### [Stored records]

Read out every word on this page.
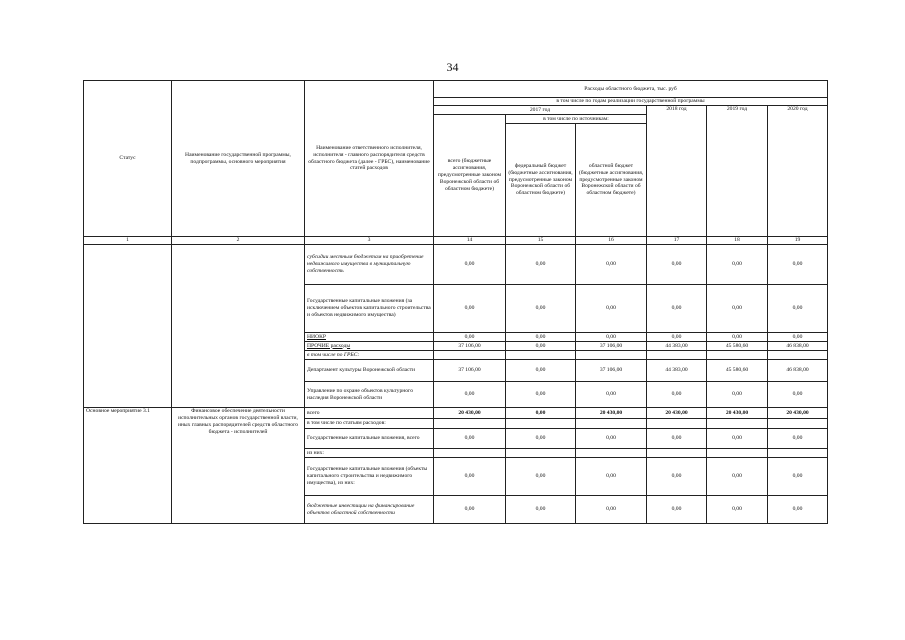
34
Статус	Наименование государственной программы, подпрограммы, основного мероприятия	Наименование ответственного исполнителя, исполнителя - главного распорядителя средств областного бюджета (далее - ГРБС), наименование статей расходов	Расходы областного бюджета, тыс. руб					
			в том числе по годам реализации государственной программы					
			2017 год			2018 год	2019 год	2020 год
			всего (бюджетные ассигнования, предусмотренные законом Воронежской области об областном бюджете)	в том числе по источникам:				
				федеральный бюджет (бюджетные ассигнования, предусмотренные законом Воронежской области об областном бюджете)	областной бюджет (бюджетные ассигнования, предусмотренные законом Воронежской области об областном бюджете)			
1	2	3	14	15	16	17	18	19
		субсидии местным бюджетам на приобретение недвижимого имущества в муниципальную собственность	0,00	0,00	0,00	0,00	0,00	0,00
		Государственные капитальные вложения (за исключением объектов капитального строительства и объектов недвижимого имущества)	0,00	0,00	0,00	0,00	0,00	0,00
		НИОКР	0,00	0,00	0,00	0,00	0,00	0,00
		ПРОЧИЕ расходы	37 106,00	0,00	37 106,00	44 383,00	45 580,60	46 838,00
		в том числе по ГРБС:						
		Департамент культуры Воронежской области	37 106,00	0,00	37 106,00	44 383,00	45 580,60	46 838,00
		Управление по охране объектов культурного наследия Воронежской области	0,00	0,00	0,00	0,00	0,00	0,00
Основное мероприятие 3.1	Финансовое обеспечение деятельности исполнительных органов государственной власти, иных главных распорядителей средств областного бюджета - исполнителей	всего	20 430,00	0,00	20 430,00	20 430,00	20 430,00	20 430,00
		в том числе по статьям расходов:						
		Государственные капитальные вложения, всего	0,00	0,00	0,00	0,00	0,00	0,00
		из них:						
		Государственные капитальные вложения (объекты капитального строительства и недвижимого имущества), из них:	0,00	0,00	0,00	0,00	0,00	0,00
		бюджетные инвестиции на финансирование объектов областной собственности	0,00	0,00	0,00	0,00	0,00	0,00
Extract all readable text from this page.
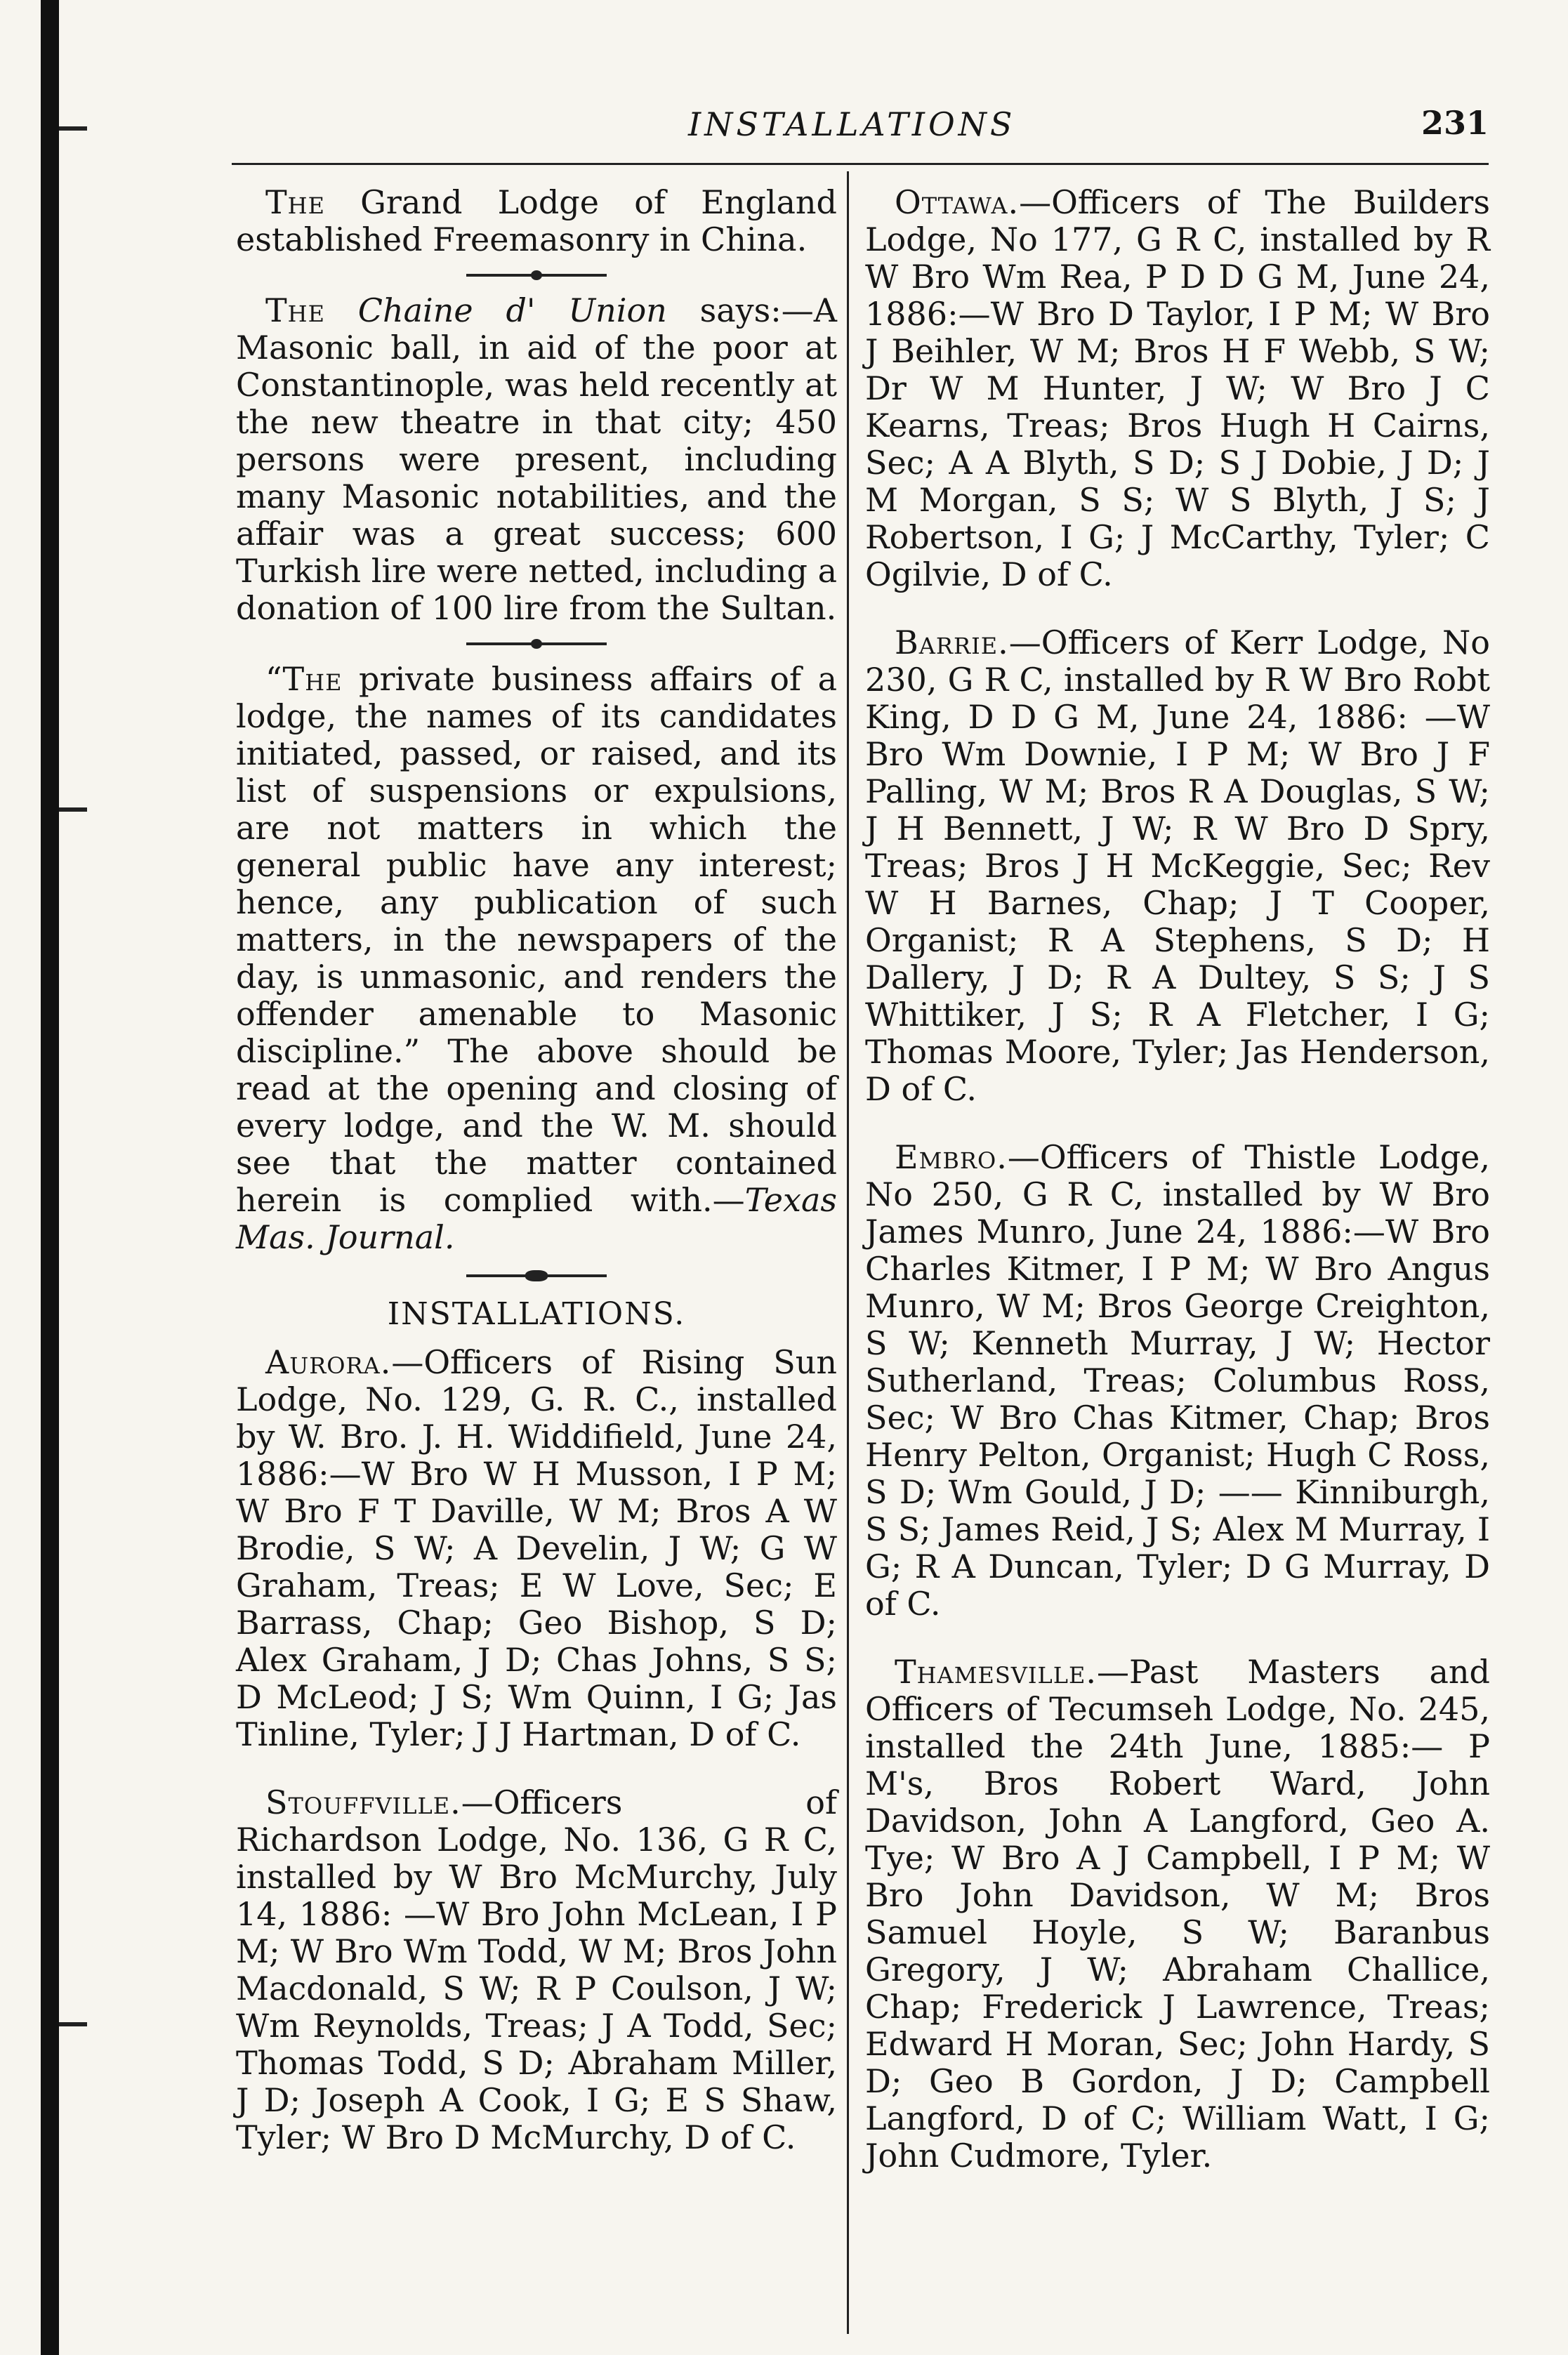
INSTALLATIONS	231

The Grand Lodge of England established Freemasonry in China.

The Chaine d' Union says:—A Masonic ball, in aid of the poor at Constantinople, was held recently at the new theatre in that city; 450 persons were present, including many Masonic notabilities, and the affair was a great success; 600 Turkish lire were netted, including a donation of 100 lire from the Sultan.

“The private business affairs of a lodge, the names of its candidates initiated, passed, or raised, and its list of suspensions or expulsions, are not matters in which the general public have any interest; hence, any publication of such matters, in the newspapers of the day, is unmasonic, and renders the offender amenable to Masonic discipline.” The above should be read at the opening and closing of every lodge, and the W. M. should see that the matter contained herein is complied with.—Texas Mas. Journal.

INSTALLATIONS.

Aurora.—Officers of Rising Sun Lodge, No. 129, G. R. C., installed by W. Bro. J. H. Widdifield, June 24, 1886:—W Bro W H Musson, I P M; W Bro F T Daville, W M; Bros A W Brodie, S W; A Develin, J W; G W Graham, Treas; E W Love, Sec; E Barrass, Chap; Geo Bishop, S D; Alex Graham, J D; Chas Johns, S S; D McLeod; J S; Wm Quinn, I G; Jas Tinline, Tyler; J J Hartman, D of C.

Stouffville.—Officers of Richardson Lodge, No. 136, G R C, installed by W Bro McMurchy, July 14, 1886: —W Bro John McLean, I P M; W Bro Wm Todd, W M; Bros John Macdonald, S W; R P Coulson, J W; Wm Reynolds, Treas; J A Todd, Sec; Thomas Todd, S D; Abraham Miller, J D; Joseph A Cook, I G; E S Shaw, Tyler; W Bro D McMurchy, D of C.

Ottawa.—Officers of The Builders Lodge, No 177, G R C, installed by R W Bro Wm Rea, P D D G M, June 24, 1886:—W Bro D Taylor, I P M; W Bro J Beihler, W M; Bros H F Webb, S W; Dr W M Hunter, J W; W Bro J C Kearns, Treas; Bros Hugh H Cairns, Sec; A A Blyth, S D; S J Dobie, J D; J M Morgan, S S; W S Blyth, J S; J Robertson, I G; J McCarthy, Tyler; C Ogilvie, D of C.

Barrie.—Officers of Kerr Lodge, No 230, G R C, installed by R W Bro Robt King, D D G M, June 24, 1886: —W Bro Wm Downie, I P M; W Bro J F Palling, W M; Bros R A Douglas, S W; J H Bennett, J W; R W Bro D Spry, Treas; Bros J H McKeggie, Sec; Rev W H Barnes, Chap; J T Cooper, Organist; R A Stephens, S D; H Dallery, J D; R A Dultey, S S; J S Whittiker, J S; R A Fletcher, I G; Thomas Moore, Tyler; Jas Henderson, D of C.

Embro.—Officers of Thistle Lodge, No 250, G R C, installed by W Bro James Munro, June 24, 1886:—W Bro Charles Kitmer, I P M; W Bro Angus Munro, W M; Bros George Creighton, S W; Kenneth Murray, J W; Hector Sutherland, Treas; Columbus Ross, Sec; W Bro Chas Kitmer, Chap; Bros Henry Pelton, Organist; Hugh C Ross, S D; Wm Gould, J D; —— Kinniburgh, S S; James Reid, J S; Alex M Murray, I G; R A Duncan, Tyler; D G Murray, D of C.

Thamesville.—Past Masters and Officers of Tecumseh Lodge, No. 245, installed the 24th June, 1885:— P M's, Bros Robert Ward, John Davidson, John A Langford, Geo A. Tye; W Bro A J Campbell, I P M; W Bro John Davidson, W M; Bros Samuel Hoyle, S W; Baranbus Gregory, J W; Abraham Challice, Chap; Frederick J Lawrence, Treas; Edward H Moran, Sec; John Hardy, S D; Geo B Gordon, J D; Campbell Langford, D of C; William Watt, I G; John Cudmore, Tyler.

### [Given task]
From start to finish, output the listing exactly, but omit its pictures.

### [Answer to this exercise]
Read out every word on this page.
34
Статус	Наименование государственной программы, подпрограммы, основного мероприятия	Наименование ответственного исполнителя, исполнителя - главного распорядителя средств областного бюджета (далее - ГРБС), наименование статей расходов	Расходы областного бюджета, тыс. руб					
			в том числе по годам реализации государственной программы					
			2017 год			2018 год	2019 год	2020 год
			всего (бюджетные ассигнования, предусмотренные законом Воронежской области об областном бюджете)	в том числе по источникам:				
				федеральный бюджет (бюджетные ассигнования, предусмотренные законом Воронежской области об областном бюджете)	областной бюджет (бюджетные ассигнования, предусмотренные законом Воронежской области об областном бюджете)			
1	2	3	14	15	16	17	18	19
		субсидии местным бюджетам на приобретение недвижимого имущества в муниципальную собственность	0,00	0,00	0,00	0,00	0,00	0,00
		Государственные капитальные вложения (за исключением объектов капитального строительства и объектов недвижимого имущества)	0,00	0,00	0,00	0,00	0,00	0,00
		НИОКР	0,00	0,00	0,00	0,00	0,00	0,00
		ПРОЧИЕ расходы	37 106,00	0,00	37 106,00	44 383,00	45 580,60	46 838,00
		в том числе по ГРБС:						
		Департамент культуры Воронежской области	37 106,00	0,00	37 106,00	44 383,00	45 580,60	46 838,00
		Управление по охране объектов культурного наследия Воронежской области	0,00	0,00	0,00	0,00	0,00	0,00
Основное мероприятие 3.1	Финансовое обеспечение деятельности исполнительных органов государственной власти, иных главных распорядителей средств областного бюджета - исполнителей	всего	20 430,00	0,00	20 430,00	20 430,00	20 430,00	20 430,00
		в том числе по статьям расходов:						
		Государственные капитальные вложения, всего	0,00	0,00	0,00	0,00	0,00	0,00
		из них:						
		Государственные капитальные вложения (объекты капитального строительства и недвижимого имущества), из них:	0,00	0,00	0,00	0,00	0,00	0,00
		бюджетные инвестиции на финансирование объектов областной собственности	0,00	0,00	0,00	0,00	0,00	0,00
Extract all readable text from this page.
INSTALLATIONS	231

The Grand Lodge of England established Freemasonry in China.

The Chaine d' Union says:—A Masonic ball, in aid of the poor at Constantinople, was held recently at the new theatre in that city; 450 persons were present, including many Masonic notabilities, and the affair was a great success; 600 Turkish lire were netted, including a donation of 100 lire from the Sultan.

“The private business affairs of a lodge, the names of its candidates initiated, passed, or raised, and its list of suspensions or expulsions, are not matters in which the general public have any interest; hence, any publication of such matters, in the newspapers of the day, is unmasonic, and renders the offender amenable to Masonic discipline.” The above should be read at the opening and closing of every lodge, and the W. M. should see that the matter contained herein is complied with.—Texas Mas. Journal.

INSTALLATIONS.

Aurora.—Officers of Rising Sun Lodge, No. 129, G. R. C., installed by W. Bro. J. H. Widdifield, June 24, 1886:—W Bro W H Musson, I P M; W Bro F T Daville, W M; Bros A W Brodie, S W; A Develin, J W; G W Graham, Treas; E W Love, Sec; E Barrass, Chap; Geo Bishop, S D; Alex Graham, J D; Chas Johns, S S; D McLeod; J S; Wm Quinn, I G; Jas Tinline, Tyler; J J Hartman, D of C.

Stouffville.—Officers of Richardson Lodge, No. 136, G R C, installed by W Bro McMurchy, July 14, 1886: —W Bro John McLean, I P M; W Bro Wm Todd, W M; Bros John Macdonald, S W; R P Coulson, J W; Wm Reynolds, Treas; J A Todd, Sec; Thomas Todd, S D; Abraham Miller, J D; Joseph A Cook, I G; E S Shaw, Tyler; W Bro D McMurchy, D of C.

Ottawa.—Officers of The Builders Lodge, No 177, G R C, installed by R W Bro Wm Rea, P D D G M, June 24, 1886:—W Bro D Taylor, I P M; W Bro J Beihler, W M; Bros H F Webb, S W; Dr W M Hunter, J W; W Bro J C Kearns, Treas; Bros Hugh H Cairns, Sec; A A Blyth, S D; S J Dobie, J D; J M Morgan, S S; W S Blyth, J S; J Robertson, I G; J McCarthy, Tyler; C Ogilvie, D of C.

Barrie.—Officers of Kerr Lodge, No 230, G R C, installed by R W Bro Robt King, D D G M, June 24, 1886: —W Bro Wm Downie, I P M; W Bro J F Palling, W M; Bros R A Douglas, S W; J H Bennett, J W; R W Bro D Spry, Treas; Bros J H McKeggie, Sec; Rev W H Barnes, Chap; J T Cooper, Organist; R A Stephens, S D; H Dallery, J D; R A Dultey, S S; J S Whittiker, J S; R A Fletcher, I G; Thomas Moore, Tyler; Jas Henderson, D of C.

Embro.—Officers of Thistle Lodge, No 250, G R C, installed by W Bro James Munro, June 24, 1886:—W Bro Charles Kitmer, I P M; W Bro Angus Munro, W M; Bros George Creighton, S W; Kenneth Murray, J W; Hector Sutherland, Treas; Columbus Ross, Sec; W Bro Chas Kitmer, Chap; Bros Henry Pelton, Organist; Hugh C Ross, S D; Wm Gould, J D; —— Kinniburgh, S S; James Reid, J S; Alex M Murray, I G; R A Duncan, Tyler; D G Murray, D of C.

Thamesville.—Past Masters and Officers of Tecumseh Lodge, No. 245, installed the 24th June, 1885:— P M's, Bros Robert Ward, John Davidson, John A Langford, Geo A. Tye; W Bro A J Campbell, I P M; W Bro John Davidson, W M; Bros Samuel Hoyle, S W; Baranbus Gregory, J W; Abraham Challice, Chap; Frederick J Lawrence, Treas; Edward H Moran, Sec; John Hardy, S D; Geo B Gordon, J D; Campbell Langford, D of C; William Watt, I G; John Cudmore, Tyler.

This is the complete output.